**Short exercise**
Check each line of the records below and collect those holding "this".
===== Dataset rows =====
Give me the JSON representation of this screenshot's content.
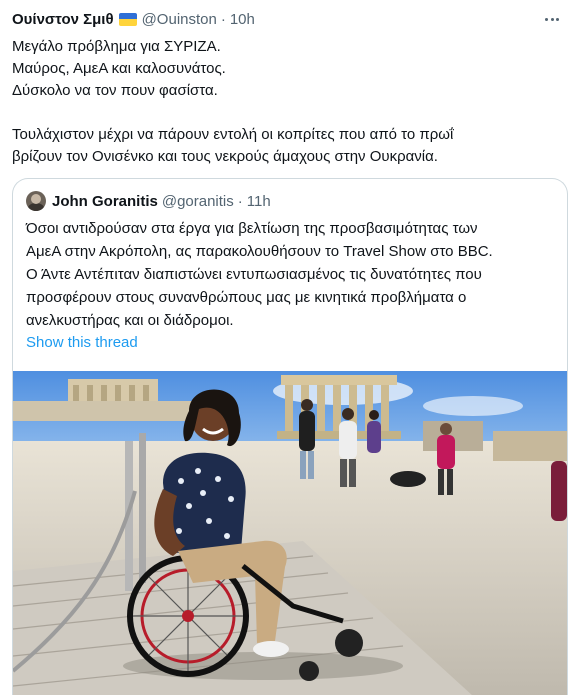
{
  "tweet": {
    "author_name": "Ουίνστον Σμιθ",
    "author_flag_icon": "ukraine-flag-icon",
    "handle": "@Ouinston",
    "separator": "·",
    "time": "10h",
    "more_icon": "more-horizontal-icon",
    "lines": [
      "Μεγάλο πρόβλημα για ΣΥΡΙΖΑ.",
      "Μαύρος, ΑμεΑ και καλοσυνάτος.",
      "Δύσκολο να τον πουν φασίστα.",
      "",
      "Τουλάχιστον μέχρι να πάρουν εντολή οι κοπρίτες που από το πρωΐ",
      "βρίζουν τον Ονισένκο και τους νεκρούς άμαχους στην Ουκρανία."
    ]
  },
  "quoted": {
    "author_name": "John Goranitis",
    "handle": "@goranitis",
    "separator": "·",
    "time": "11h",
    "lines": [
      "Όσοι αντιδρούσαν στα έργα για βελτίωση της προσβασιμότητας των",
      "ΑμεΑ στην Ακρόπολη, ας παρακολουθήσουν το Travel Show στο BBC.",
      "Ο Άντε Αντέπιταν διαπιστώνει εντυπωσιασμένος τις δυνατότητες που",
      "προσφέρουν στους συνανθρώπους μας με κινητικά προβλήματα ο",
      "ανελκυστήρας και οι διάδρομοι."
    ],
    "show_thread": "Show this thread"
  },
  "colors": {
    "text": "#0f1419",
    "secondary": "#536471",
    "link": "#1d9bf0",
    "border": "#cfd9de",
    "flag_blue": "#2f6fd6",
    "flag_yellow": "#ffd43b"
  }
}
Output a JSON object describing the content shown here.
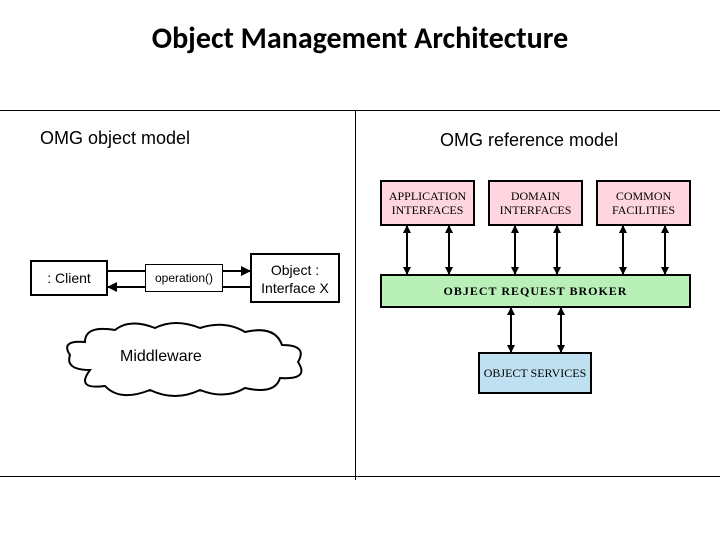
{
  "title": "Object Management Architecture",
  "left": {
    "heading": "OMG object model",
    "client": ": Client",
    "operation": "operation()",
    "interface_line1": "Object :",
    "interface_line2": "Interface X",
    "middleware": "Middleware"
  },
  "right": {
    "heading": "OMG reference model",
    "top_boxes": [
      {
        "label": "APPLICATION INTERFACES"
      },
      {
        "label": "DOMAIN INTERFACES"
      },
      {
        "label": "COMMON FACILITIES"
      }
    ],
    "orb": "OBJECT  REQUEST  BROKER",
    "services": "OBJECT SERVICES"
  },
  "colors": {
    "pink": "#ffd6e0",
    "green": "#b8f0b8",
    "blue": "#bfe0f0"
  }
}
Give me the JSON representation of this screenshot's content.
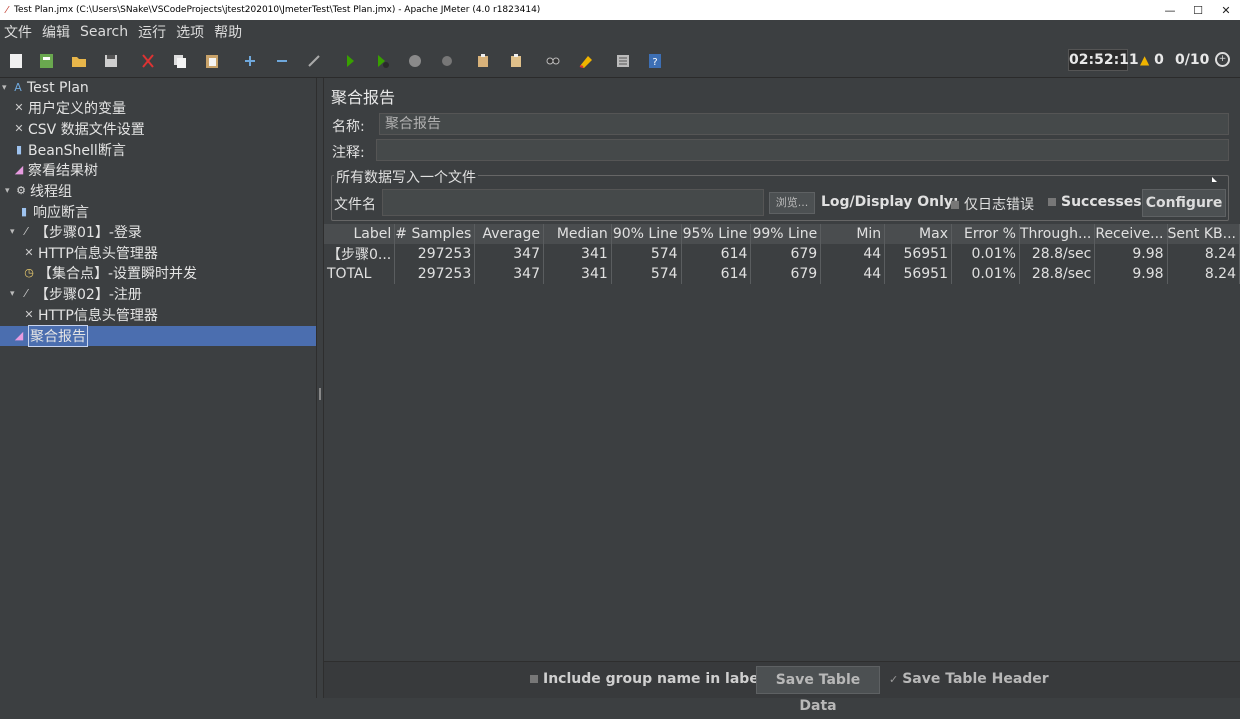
{
  "window": {
    "title": "Test Plan.jmx (C:\\Users\\SNake\\VSCodeProjects\\jtest202010\\JmeterTest\\Test Plan.jmx) - Apache JMeter (4.0 r1823414)"
  },
  "menu": [
    "文件",
    "编辑",
    "Search",
    "运行",
    "选项",
    "帮助"
  ],
  "status": {
    "timer": "02:52:11",
    "warnings": "0",
    "threads": "0/10"
  },
  "toolbar_icons": [
    "new-icon",
    "templates-icon",
    "open-icon",
    "save-icon",
    "cut-icon",
    "copy-icon",
    "paste-icon",
    "expand-icon",
    "collapse-icon",
    "toggle-icon",
    "start-icon",
    "start-no-pause-icon",
    "stop-icon",
    "shutdown-icon",
    "clear-icon",
    "clear-all-icon",
    "search-icon",
    "reset-search-icon",
    "function-helper-icon",
    "help-icon"
  ],
  "tree": [
    {
      "label": "Test Plan",
      "icon": "testplan-icon",
      "depth": 0,
      "arrow": "▾"
    },
    {
      "label": "用户定义的变量",
      "icon": "config-icon",
      "depth": 1,
      "arrow": ""
    },
    {
      "label": "CSV 数据文件设置",
      "icon": "config-icon",
      "depth": 1,
      "arrow": ""
    },
    {
      "label": "BeanShell断言",
      "icon": "assertion-icon",
      "depth": 1,
      "arrow": ""
    },
    {
      "label": "察看结果树",
      "icon": "listener-icon",
      "depth": 1,
      "arrow": ""
    },
    {
      "label": "线程组",
      "icon": "threadgroup-icon",
      "depth": 1,
      "arrow": "▾"
    },
    {
      "label": "响应断言",
      "icon": "assertion-icon",
      "depth": 2,
      "arrow": ""
    },
    {
      "label": "【步骤01】-登录",
      "icon": "transaction-icon",
      "depth": 2,
      "arrow": "▾"
    },
    {
      "label": "HTTP信息头管理器",
      "icon": "config-icon",
      "depth": 3,
      "arrow": ""
    },
    {
      "label": "【集合点】-设置瞬时并发",
      "icon": "timer-icon",
      "depth": 3,
      "arrow": ""
    },
    {
      "label": "【步骤02】-注册",
      "icon": "transaction-icon",
      "depth": 2,
      "arrow": "▾"
    },
    {
      "label": "HTTP信息头管理器",
      "icon": "config-icon",
      "depth": 3,
      "arrow": ""
    },
    {
      "label": "聚合报告",
      "icon": "listener-icon",
      "depth": 2,
      "arrow": "",
      "selected": true
    }
  ],
  "panel": {
    "title": "聚合报告",
    "name_label": "名称:",
    "name_value": "聚合报告",
    "comment_label": "注释:",
    "comment_value": "",
    "file_group_title": "所有数据写入一个文件",
    "filename_label": "文件名",
    "filename_value": "",
    "browse_label": "浏览...",
    "log_display_label": "Log/Display Only:",
    "errors_only_label": "仅日志错误",
    "successes_label": "Successes",
    "configure_label": "Configure"
  },
  "table": {
    "columns": [
      "Label",
      "# Samples",
      "Average",
      "Median",
      "90% Line",
      "95% Line",
      "99% Line",
      "Min",
      "Max",
      "Error %",
      "Through...",
      "Receive...",
      "Sent KB..."
    ],
    "rows": [
      [
        "【步骤0...",
        "297253",
        "347",
        "341",
        "574",
        "614",
        "679",
        "44",
        "56951",
        "0.01%",
        "28.8/sec",
        "9.98",
        "8.24"
      ],
      [
        "TOTAL",
        "297253",
        "347",
        "341",
        "574",
        "614",
        "679",
        "44",
        "56951",
        "0.01%",
        "28.8/sec",
        "9.98",
        "8.24"
      ]
    ]
  },
  "bottom": {
    "include_group_label": "Include group name in label?",
    "save_table_data_label": "Save Table Data",
    "save_table_header_label": "Save Table Header"
  }
}
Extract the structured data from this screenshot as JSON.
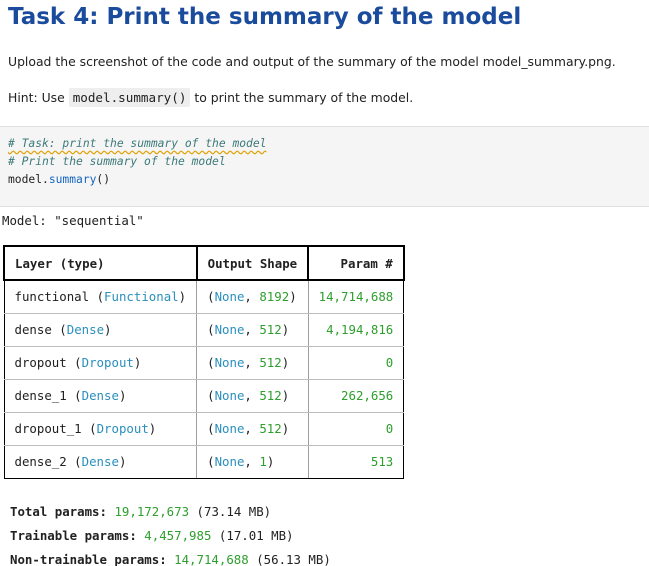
{
  "title": "Task 4: Print the summary of the model",
  "instruction": "Upload the screenshot of the code and output of the summary of the model model_summary.png.",
  "hint": {
    "prefix": "Hint: Use",
    "code": "model.summary()",
    "suffix": "to print the summary of the model."
  },
  "code_cell": {
    "line1": "# Task: print the summary of the model",
    "line2": "# Print the summary of the model",
    "line3_obj": "model.",
    "line3_fn": "summary",
    "line3_tail": "()"
  },
  "output": {
    "model_label": "Model: \"sequential\"",
    "headers": [
      "Layer (type)",
      "Output Shape",
      "Param #"
    ],
    "rows": [
      {
        "name": "functional",
        "type": "Functional",
        "shape_none": "None",
        "shape_dim": "8192",
        "params": "14,714,688"
      },
      {
        "name": "dense",
        "type": "Dense",
        "shape_none": "None",
        "shape_dim": "512",
        "params": "4,194,816"
      },
      {
        "name": "dropout",
        "type": "Dropout",
        "shape_none": "None",
        "shape_dim": "512",
        "params": "0"
      },
      {
        "name": "dense_1",
        "type": "Dense",
        "shape_none": "None",
        "shape_dim": "512",
        "params": "262,656"
      },
      {
        "name": "dropout_1",
        "type": "Dropout",
        "shape_none": "None",
        "shape_dim": "512",
        "params": "0"
      },
      {
        "name": "dense_2",
        "type": "Dense",
        "shape_none": "None",
        "shape_dim": "1",
        "params": "513"
      }
    ],
    "totals": [
      {
        "label": "Total params:",
        "value": "19,172,673",
        "size": "(73.14 MB)"
      },
      {
        "label": "Trainable params:",
        "value": "4,457,985",
        "size": "(17.01 MB)"
      },
      {
        "label": "Non-trainable params:",
        "value": "14,714,688",
        "size": "(56.13 MB)"
      }
    ]
  }
}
=====
**Correct answer**
Give me the JSON representation of this screenshot's content.
    "show_thread": "Show this thread"
Give me the JSON representation of this screenshot's content.
Extract the structured data from this screenshot as JSON.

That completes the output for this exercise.